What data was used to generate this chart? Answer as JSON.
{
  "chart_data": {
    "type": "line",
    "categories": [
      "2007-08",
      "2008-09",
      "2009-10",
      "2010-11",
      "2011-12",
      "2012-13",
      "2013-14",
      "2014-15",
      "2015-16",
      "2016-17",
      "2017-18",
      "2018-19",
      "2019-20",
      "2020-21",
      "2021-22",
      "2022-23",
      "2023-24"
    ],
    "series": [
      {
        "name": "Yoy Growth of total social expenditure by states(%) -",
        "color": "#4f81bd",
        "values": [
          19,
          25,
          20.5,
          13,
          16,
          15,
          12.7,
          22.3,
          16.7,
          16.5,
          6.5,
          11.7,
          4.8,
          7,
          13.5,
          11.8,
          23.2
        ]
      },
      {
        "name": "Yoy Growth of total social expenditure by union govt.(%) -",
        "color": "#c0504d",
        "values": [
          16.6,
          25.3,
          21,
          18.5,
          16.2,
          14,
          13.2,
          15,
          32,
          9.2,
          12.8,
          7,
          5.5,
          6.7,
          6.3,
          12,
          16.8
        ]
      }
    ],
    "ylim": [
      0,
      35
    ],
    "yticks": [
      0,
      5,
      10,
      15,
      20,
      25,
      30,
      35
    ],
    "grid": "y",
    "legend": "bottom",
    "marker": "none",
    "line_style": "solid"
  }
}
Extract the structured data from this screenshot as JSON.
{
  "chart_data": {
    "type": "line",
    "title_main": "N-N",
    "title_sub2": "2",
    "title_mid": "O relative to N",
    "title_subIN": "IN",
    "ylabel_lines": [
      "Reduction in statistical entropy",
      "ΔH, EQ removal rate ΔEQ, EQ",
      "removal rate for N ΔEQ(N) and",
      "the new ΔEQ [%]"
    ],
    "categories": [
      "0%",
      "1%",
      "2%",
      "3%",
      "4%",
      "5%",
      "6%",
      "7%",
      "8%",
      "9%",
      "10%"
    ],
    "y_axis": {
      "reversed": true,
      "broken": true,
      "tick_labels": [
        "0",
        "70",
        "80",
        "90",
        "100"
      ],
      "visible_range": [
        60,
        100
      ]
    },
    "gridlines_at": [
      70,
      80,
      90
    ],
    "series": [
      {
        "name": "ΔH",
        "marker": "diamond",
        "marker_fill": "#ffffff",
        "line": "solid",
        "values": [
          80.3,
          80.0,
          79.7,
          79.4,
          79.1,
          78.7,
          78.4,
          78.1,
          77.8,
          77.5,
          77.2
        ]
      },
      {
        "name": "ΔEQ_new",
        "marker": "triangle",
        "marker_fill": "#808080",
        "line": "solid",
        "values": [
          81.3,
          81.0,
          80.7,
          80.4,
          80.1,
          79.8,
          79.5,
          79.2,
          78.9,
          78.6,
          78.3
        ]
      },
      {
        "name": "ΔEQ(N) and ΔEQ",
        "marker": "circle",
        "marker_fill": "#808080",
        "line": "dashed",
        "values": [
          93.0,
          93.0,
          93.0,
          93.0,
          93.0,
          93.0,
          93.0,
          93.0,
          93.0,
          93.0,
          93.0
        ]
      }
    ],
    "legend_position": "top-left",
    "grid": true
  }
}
■ ■ ■ ■ ■
Show, from the material above, each line that includes the string "removal".

      "ΔH, EQ removal rate ΔEQ, EQ",
      "removal rate for N ΔEQ(N) and",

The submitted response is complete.